▸ **SOURCE EXCERPT**
I havn't adjusted my bypass valve for a couple months and will probably leave it where it is from now on. Seems to work good and is a simple device with no motors or fancy stuff to fail. The thermostat could fail, but would be easy to change. I havn't heard of anyone having to replace theres yet.


----------



## maple1 (Apr 14, 2012)

Fred61 said:


> I haven't got my head wrapped around what you are saying in sentence # 1.


 
OK, try this - at cold startup, with a danfoss & no throttling valve at all, all the flow will go around the bypass since the return thermostat in the danfoss has the return flow blocked.

Adding a throttling valve will not change that, as the flow that you're trying to divert with the throttling valve will still be blocked by the danfoss return thermostat. All you'd be doing is cutting flow around the bypass and adding flow resistance to your circ pump, which might stress it, maybe?

Until the return thermostat starts to open, that is.


----------



## DaveBP (Apr 14, 2012)

Try thinking about it using a different term.
It isn't a throttling valve, it's a balancing valve.Saying throttle makes you think that you need to stand there with your foot on it and working it  up and down as you go through traffic.

▸ **GIVEN MATERIAL**
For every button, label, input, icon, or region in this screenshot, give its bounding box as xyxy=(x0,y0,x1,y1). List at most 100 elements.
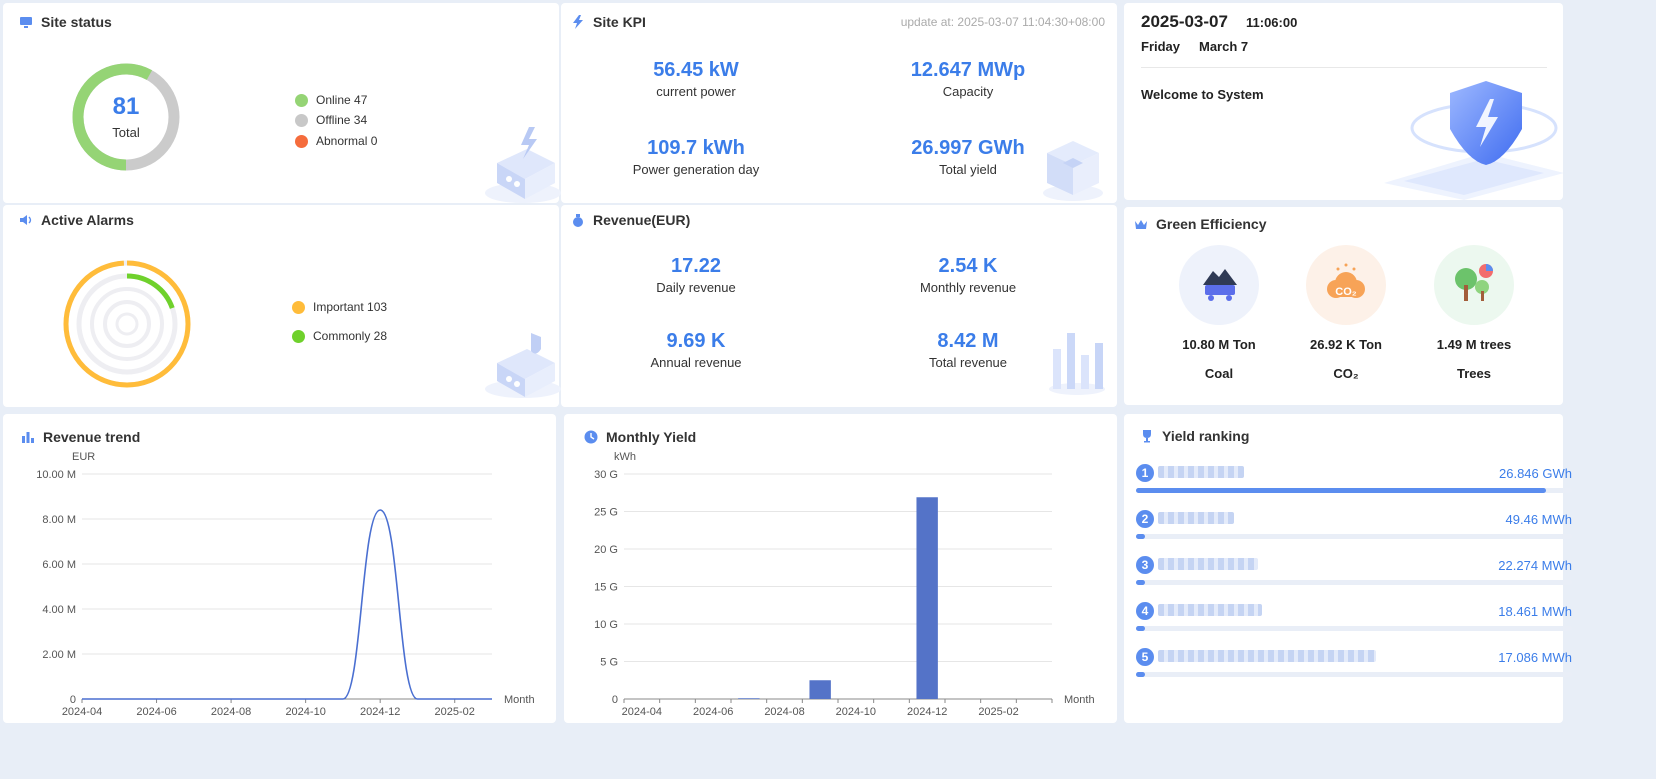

▸ **TASK DIRECTIONS**
In the forum excerpt on bypass valves, where does all the flow go at cold startup with a danfoss and no throttling valve?

▸ **SOLUTION TO THIS PROBLEM**
All the flow goes around the bypass, because the return thermostat in the danfoss blocks the return flow.